Write out again, word for word, the records from their start through the line that contains "day-info: Sunrise: 5:06", including that line.
╭─ Given data
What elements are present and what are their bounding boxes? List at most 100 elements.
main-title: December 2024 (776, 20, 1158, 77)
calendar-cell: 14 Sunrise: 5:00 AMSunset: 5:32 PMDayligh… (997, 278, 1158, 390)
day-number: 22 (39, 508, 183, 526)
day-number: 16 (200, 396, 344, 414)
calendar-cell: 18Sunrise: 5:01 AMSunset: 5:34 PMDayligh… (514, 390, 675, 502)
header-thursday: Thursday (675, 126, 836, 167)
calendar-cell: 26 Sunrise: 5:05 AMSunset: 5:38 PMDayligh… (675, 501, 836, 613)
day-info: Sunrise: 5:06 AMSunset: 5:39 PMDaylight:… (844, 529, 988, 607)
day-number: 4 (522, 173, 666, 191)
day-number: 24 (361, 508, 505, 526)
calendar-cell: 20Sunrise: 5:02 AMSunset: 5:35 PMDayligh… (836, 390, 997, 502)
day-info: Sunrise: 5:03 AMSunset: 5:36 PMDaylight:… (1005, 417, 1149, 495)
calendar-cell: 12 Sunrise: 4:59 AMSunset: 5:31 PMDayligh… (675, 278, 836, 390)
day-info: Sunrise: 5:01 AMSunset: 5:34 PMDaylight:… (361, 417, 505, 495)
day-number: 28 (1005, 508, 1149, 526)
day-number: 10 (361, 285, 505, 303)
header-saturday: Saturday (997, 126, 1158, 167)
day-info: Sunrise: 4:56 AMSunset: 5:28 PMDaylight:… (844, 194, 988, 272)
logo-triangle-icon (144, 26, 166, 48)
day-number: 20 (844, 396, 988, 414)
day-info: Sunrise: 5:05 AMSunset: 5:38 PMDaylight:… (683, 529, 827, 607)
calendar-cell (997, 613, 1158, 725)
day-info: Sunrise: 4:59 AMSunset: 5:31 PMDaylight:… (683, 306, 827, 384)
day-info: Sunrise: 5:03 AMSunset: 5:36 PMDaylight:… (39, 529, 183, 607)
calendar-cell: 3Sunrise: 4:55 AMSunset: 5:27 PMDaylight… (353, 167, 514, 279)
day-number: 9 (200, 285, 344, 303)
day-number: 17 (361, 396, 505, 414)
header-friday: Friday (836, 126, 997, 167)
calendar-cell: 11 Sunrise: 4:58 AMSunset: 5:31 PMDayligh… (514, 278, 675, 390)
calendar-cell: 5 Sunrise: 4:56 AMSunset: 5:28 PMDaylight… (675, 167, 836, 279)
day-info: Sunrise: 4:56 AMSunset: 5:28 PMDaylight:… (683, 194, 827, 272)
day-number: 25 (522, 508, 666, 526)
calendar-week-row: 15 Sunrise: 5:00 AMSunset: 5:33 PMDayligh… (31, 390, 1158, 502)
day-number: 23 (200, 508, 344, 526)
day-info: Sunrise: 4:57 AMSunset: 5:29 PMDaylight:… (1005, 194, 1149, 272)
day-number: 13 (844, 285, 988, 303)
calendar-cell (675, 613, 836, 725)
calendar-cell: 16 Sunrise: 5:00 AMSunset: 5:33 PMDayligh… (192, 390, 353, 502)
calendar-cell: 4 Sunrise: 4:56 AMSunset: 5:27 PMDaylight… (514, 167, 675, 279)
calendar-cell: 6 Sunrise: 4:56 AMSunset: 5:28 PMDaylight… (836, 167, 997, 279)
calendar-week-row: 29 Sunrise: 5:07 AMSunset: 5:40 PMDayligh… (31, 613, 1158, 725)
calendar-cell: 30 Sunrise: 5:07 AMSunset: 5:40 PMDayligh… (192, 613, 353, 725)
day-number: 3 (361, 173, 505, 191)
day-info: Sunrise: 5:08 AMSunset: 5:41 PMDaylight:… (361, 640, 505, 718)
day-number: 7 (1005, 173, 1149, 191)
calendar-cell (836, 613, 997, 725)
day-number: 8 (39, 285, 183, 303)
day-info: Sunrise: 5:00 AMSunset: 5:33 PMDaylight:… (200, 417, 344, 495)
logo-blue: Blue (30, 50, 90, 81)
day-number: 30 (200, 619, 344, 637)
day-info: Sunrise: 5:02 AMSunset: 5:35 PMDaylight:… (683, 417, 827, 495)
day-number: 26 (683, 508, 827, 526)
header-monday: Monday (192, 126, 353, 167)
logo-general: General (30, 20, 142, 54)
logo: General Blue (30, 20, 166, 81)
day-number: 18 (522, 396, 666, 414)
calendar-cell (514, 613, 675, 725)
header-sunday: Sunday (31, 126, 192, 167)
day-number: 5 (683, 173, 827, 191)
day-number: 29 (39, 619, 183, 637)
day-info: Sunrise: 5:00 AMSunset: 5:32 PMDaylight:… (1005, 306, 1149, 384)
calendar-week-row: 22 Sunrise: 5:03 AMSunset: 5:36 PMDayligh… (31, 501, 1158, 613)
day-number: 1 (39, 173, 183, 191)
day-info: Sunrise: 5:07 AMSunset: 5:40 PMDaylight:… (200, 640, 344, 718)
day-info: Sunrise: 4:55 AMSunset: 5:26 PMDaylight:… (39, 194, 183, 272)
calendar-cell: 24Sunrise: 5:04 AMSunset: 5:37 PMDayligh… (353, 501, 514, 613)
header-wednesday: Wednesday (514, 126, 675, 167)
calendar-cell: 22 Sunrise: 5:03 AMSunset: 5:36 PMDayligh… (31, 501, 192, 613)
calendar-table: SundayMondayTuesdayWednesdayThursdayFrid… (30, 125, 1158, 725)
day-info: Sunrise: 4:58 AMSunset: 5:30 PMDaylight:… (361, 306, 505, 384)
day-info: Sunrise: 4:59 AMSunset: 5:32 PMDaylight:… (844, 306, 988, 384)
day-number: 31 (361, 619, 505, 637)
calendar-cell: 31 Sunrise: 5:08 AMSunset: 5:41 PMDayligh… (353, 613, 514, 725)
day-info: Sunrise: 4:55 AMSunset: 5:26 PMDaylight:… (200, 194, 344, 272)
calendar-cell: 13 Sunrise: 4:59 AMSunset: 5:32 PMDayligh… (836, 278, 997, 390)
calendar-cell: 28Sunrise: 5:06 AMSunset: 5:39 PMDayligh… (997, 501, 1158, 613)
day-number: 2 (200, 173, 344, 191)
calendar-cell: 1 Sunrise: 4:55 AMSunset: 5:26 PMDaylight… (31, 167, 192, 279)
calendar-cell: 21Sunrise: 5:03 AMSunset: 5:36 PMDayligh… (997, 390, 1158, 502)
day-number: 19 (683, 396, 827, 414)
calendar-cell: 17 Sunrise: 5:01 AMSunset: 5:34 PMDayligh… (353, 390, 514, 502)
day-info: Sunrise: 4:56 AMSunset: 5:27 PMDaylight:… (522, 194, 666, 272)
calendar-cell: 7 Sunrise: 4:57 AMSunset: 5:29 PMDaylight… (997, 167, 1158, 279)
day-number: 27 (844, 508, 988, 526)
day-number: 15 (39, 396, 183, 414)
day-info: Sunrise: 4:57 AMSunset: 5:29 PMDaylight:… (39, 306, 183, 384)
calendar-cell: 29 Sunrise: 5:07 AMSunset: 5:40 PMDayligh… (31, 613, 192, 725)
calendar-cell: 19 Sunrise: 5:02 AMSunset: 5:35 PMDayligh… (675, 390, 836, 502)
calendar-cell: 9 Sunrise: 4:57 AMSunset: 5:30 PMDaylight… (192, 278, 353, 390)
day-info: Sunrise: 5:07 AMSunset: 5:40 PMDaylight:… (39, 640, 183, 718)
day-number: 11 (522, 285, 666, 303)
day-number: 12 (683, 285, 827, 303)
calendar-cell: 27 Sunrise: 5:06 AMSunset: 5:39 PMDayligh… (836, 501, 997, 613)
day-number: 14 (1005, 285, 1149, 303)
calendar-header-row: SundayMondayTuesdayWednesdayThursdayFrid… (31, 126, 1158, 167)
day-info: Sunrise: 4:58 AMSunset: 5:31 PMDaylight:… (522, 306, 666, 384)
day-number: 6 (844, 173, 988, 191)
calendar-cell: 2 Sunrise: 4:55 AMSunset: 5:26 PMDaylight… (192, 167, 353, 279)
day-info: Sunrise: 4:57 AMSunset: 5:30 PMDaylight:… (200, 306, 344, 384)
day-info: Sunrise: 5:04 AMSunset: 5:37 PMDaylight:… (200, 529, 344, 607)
╰─
▶ _Answer for this exercise_:
What elements are present and what are their bounding boxes? List at most 100 elements.
main-title: December 2024 (776, 20, 1158, 77)
calendar-cell: 14 Sunrise: 5:00 AMSunset: 5:32 PMDayligh… (997, 278, 1158, 390)
day-number: 22 (39, 508, 183, 526)
day-number: 16 (200, 396, 344, 414)
calendar-cell: 18Sunrise: 5:01 AMSunset: 5:34 PMDayligh… (514, 390, 675, 502)
header-thursday: Thursday (675, 126, 836, 167)
calendar-cell: 26 Sunrise: 5:05 AMSunset: 5:38 PMDayligh… (675, 501, 836, 613)
day-info: Sunrise: 5:06 AMSunset: 5:39 PMDaylight:… (844, 529, 988, 607)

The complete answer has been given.